Excerpts from a figure dataset:
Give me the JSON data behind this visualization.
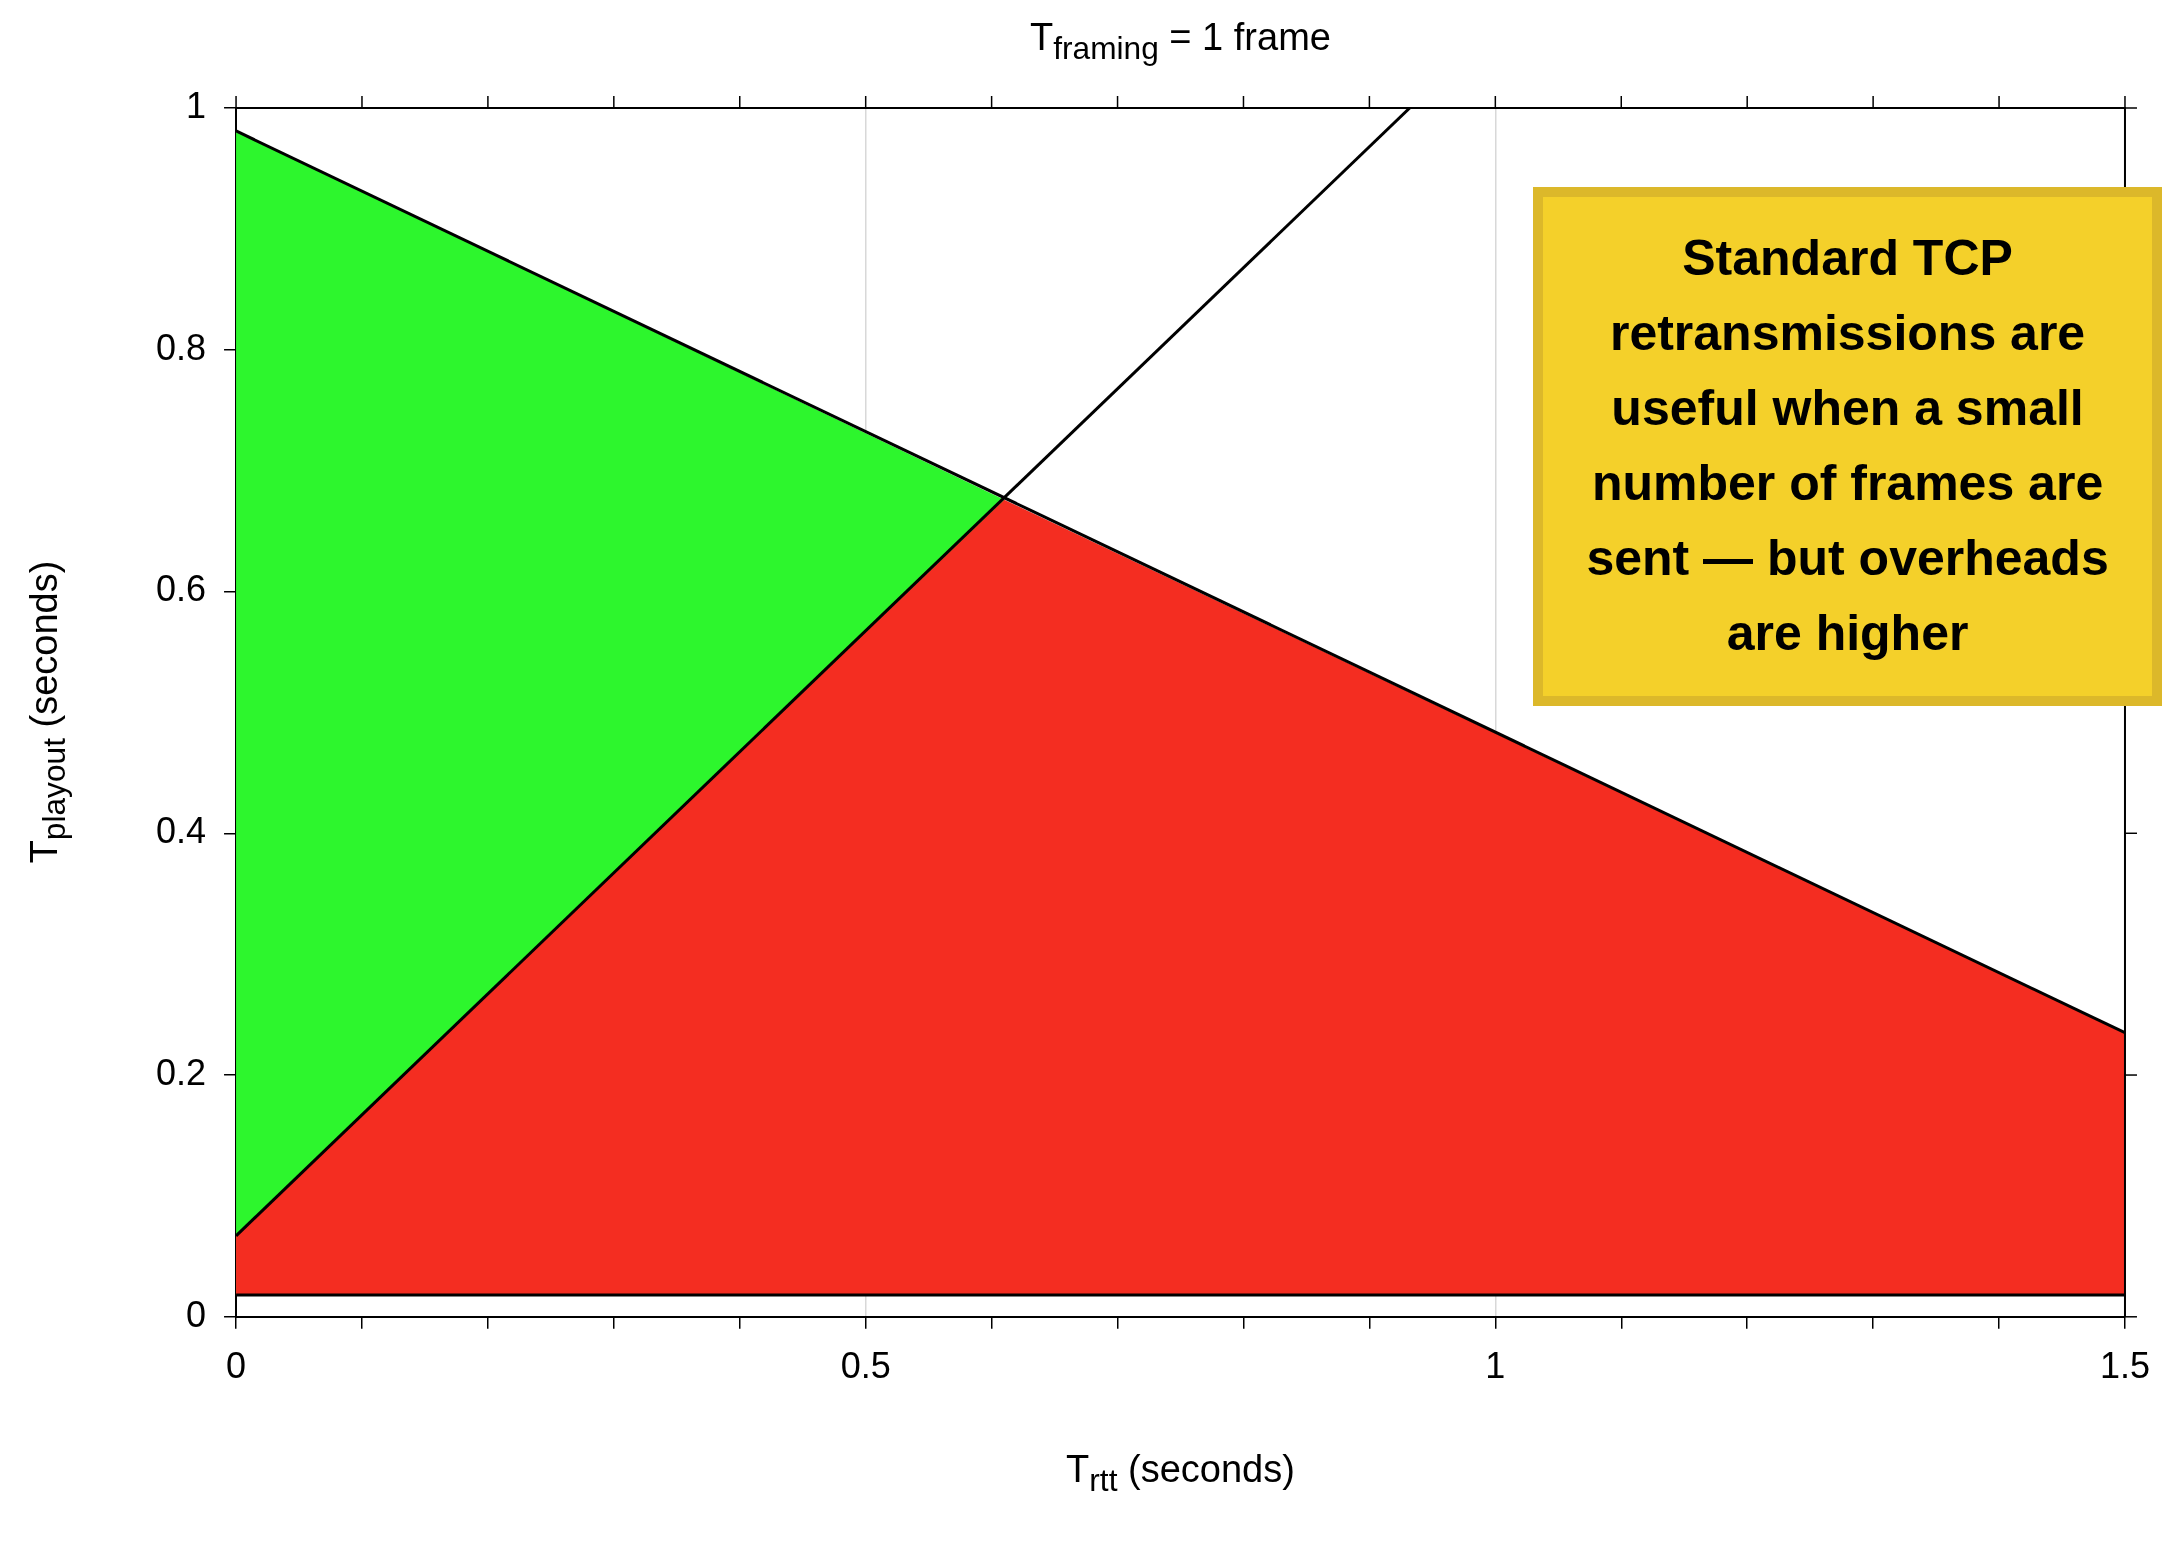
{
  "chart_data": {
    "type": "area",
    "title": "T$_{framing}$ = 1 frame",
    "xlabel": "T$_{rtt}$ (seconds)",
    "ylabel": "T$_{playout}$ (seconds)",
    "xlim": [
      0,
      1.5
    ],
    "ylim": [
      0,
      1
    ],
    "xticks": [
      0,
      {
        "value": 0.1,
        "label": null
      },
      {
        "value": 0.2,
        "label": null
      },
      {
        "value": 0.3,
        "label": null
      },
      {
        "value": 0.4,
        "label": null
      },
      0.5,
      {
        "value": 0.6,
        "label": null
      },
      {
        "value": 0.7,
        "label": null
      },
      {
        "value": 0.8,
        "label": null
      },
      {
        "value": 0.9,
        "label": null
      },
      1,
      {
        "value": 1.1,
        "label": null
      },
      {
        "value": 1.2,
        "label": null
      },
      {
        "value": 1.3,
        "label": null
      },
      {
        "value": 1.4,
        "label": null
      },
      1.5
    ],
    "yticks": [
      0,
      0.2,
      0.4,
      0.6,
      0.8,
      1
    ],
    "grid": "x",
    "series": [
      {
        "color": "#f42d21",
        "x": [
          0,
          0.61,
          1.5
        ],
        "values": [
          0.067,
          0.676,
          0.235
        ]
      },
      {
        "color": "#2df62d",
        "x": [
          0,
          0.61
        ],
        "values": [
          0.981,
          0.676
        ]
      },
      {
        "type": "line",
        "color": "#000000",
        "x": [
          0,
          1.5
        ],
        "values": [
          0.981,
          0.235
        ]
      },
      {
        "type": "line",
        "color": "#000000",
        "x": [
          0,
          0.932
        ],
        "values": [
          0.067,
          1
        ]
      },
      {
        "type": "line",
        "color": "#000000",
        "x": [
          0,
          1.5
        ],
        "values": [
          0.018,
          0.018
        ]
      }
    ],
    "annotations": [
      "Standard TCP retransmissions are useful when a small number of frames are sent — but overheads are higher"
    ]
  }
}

Direction =>
Return, from the data, each line that has the word "seconds" in it.

Solution for this problem =>
    "xlabel": "T$_{rtt}$ (seconds)",
    "ylabel": "T$_{playout}$ (seconds)",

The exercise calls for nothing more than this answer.